### WRITTEN PROBLEM
Report the number of lines where the string "desetina" occurs, and write nothing else.
_ _ _ _
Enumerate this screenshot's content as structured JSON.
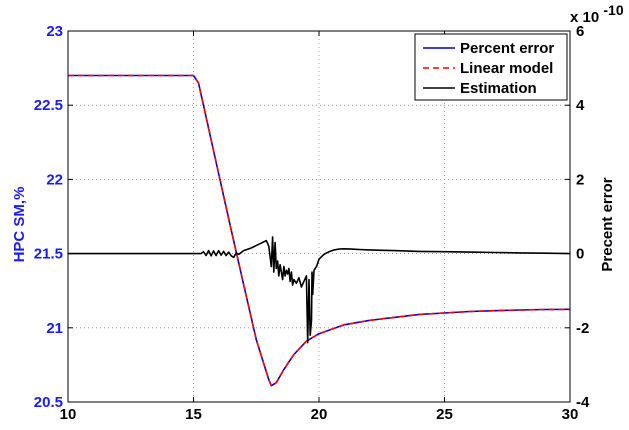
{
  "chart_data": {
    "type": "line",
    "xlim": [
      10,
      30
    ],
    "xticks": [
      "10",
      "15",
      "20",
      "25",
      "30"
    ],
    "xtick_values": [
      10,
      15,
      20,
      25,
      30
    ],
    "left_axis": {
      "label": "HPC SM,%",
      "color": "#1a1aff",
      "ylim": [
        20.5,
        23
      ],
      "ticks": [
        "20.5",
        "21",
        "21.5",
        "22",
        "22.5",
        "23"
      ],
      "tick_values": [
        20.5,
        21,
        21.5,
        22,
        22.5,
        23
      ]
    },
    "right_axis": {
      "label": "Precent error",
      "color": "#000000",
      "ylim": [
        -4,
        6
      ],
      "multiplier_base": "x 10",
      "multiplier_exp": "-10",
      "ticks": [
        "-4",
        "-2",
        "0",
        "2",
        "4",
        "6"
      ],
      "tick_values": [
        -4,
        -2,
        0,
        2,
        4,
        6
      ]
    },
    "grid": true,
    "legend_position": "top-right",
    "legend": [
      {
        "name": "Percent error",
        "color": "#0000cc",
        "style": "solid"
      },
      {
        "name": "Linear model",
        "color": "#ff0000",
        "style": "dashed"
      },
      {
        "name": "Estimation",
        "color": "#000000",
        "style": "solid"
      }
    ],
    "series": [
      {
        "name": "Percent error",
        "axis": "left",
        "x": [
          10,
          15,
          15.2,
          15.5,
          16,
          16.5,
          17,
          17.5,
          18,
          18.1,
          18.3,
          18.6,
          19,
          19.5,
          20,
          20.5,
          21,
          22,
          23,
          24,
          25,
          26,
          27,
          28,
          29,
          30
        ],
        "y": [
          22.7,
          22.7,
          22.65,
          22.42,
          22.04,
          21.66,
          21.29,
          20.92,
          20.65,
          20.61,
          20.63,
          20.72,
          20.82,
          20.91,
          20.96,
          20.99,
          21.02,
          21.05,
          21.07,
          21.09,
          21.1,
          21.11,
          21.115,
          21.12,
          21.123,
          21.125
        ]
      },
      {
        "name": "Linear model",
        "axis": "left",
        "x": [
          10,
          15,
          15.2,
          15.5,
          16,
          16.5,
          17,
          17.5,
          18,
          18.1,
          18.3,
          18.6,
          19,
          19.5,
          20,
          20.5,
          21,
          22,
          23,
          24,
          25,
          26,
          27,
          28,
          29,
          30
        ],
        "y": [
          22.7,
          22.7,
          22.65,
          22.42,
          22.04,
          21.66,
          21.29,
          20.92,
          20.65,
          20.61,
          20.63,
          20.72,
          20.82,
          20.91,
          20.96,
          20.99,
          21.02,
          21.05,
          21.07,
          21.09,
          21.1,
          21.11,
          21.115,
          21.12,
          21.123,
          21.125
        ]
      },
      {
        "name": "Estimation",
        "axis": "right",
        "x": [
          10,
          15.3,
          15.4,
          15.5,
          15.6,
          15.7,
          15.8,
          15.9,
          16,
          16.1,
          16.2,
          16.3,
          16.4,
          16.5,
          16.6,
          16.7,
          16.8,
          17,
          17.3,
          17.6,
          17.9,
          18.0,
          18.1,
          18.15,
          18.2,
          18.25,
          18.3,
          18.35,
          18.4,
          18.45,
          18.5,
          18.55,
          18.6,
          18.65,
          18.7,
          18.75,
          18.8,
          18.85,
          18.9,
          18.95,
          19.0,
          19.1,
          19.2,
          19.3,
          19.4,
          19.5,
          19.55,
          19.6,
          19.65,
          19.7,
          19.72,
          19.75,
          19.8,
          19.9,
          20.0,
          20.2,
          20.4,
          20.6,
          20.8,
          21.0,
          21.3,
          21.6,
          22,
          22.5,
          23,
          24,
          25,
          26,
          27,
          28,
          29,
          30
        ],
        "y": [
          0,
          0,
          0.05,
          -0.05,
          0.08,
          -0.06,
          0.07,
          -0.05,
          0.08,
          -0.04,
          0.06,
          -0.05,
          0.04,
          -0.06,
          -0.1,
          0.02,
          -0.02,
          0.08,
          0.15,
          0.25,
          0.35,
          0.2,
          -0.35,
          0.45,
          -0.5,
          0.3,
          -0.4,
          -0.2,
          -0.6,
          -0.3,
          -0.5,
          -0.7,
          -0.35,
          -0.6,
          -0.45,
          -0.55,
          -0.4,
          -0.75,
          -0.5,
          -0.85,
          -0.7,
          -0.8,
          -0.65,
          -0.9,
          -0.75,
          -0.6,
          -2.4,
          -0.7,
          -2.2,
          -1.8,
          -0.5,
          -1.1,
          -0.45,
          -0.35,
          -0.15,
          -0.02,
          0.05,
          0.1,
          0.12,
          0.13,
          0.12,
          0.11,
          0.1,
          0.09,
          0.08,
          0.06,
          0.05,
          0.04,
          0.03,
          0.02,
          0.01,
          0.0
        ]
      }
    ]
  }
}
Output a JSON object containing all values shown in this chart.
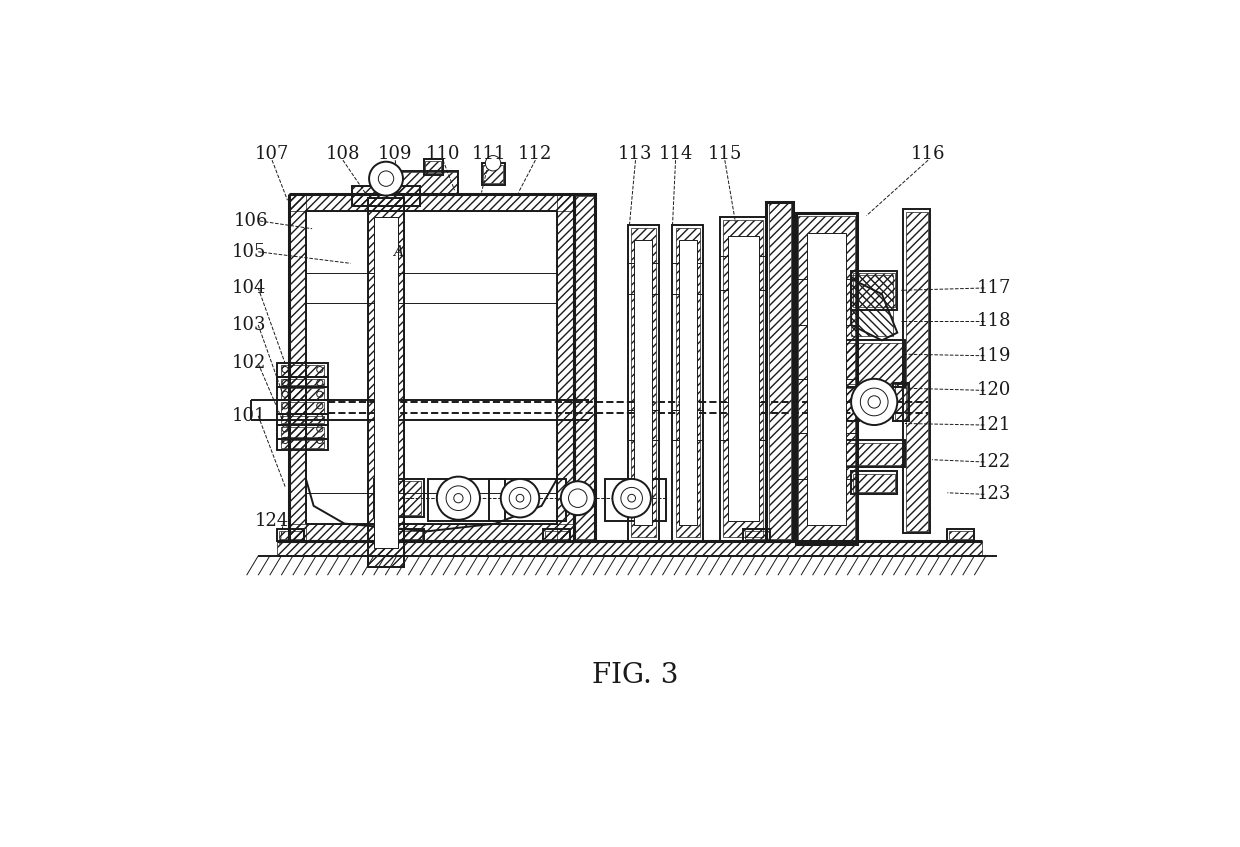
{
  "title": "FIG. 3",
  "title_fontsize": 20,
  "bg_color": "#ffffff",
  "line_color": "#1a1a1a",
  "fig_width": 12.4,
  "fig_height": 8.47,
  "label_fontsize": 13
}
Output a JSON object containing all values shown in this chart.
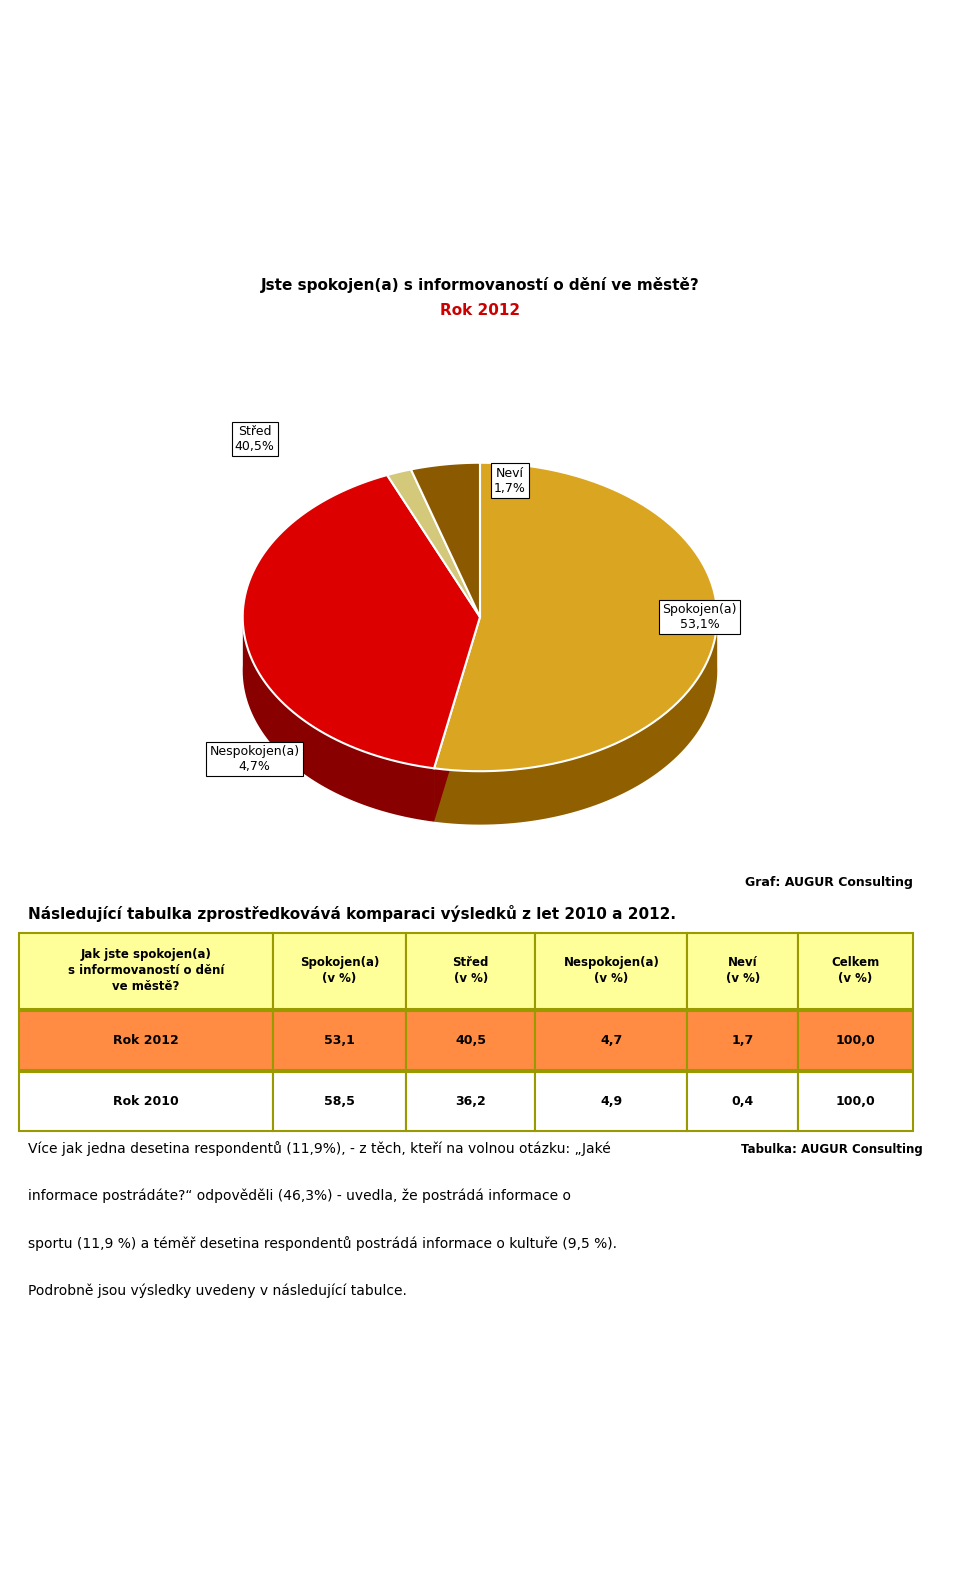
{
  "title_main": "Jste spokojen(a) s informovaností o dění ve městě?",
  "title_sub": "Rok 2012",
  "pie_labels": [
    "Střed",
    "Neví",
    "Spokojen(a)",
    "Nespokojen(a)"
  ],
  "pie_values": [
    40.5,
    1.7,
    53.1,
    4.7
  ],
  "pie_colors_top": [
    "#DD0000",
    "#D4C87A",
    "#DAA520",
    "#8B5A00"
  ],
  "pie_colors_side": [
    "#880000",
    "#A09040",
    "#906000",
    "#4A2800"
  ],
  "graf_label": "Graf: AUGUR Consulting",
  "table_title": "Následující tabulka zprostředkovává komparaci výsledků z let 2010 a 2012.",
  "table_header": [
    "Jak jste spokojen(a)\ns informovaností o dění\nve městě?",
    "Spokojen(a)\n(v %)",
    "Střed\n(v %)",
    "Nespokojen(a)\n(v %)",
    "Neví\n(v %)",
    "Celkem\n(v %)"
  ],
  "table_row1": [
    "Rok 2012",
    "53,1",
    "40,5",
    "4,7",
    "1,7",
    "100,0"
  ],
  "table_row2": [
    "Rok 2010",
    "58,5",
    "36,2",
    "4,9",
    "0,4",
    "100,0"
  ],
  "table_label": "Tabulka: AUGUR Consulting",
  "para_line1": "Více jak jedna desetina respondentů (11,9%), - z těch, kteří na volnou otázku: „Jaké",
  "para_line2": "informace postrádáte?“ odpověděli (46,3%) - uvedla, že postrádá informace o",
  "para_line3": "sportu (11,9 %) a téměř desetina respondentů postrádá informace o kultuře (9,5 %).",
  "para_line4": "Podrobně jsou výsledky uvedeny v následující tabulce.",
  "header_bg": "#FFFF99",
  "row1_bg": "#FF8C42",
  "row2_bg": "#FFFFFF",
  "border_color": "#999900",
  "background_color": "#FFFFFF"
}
_ _ _ _
### IN RESPONSE
2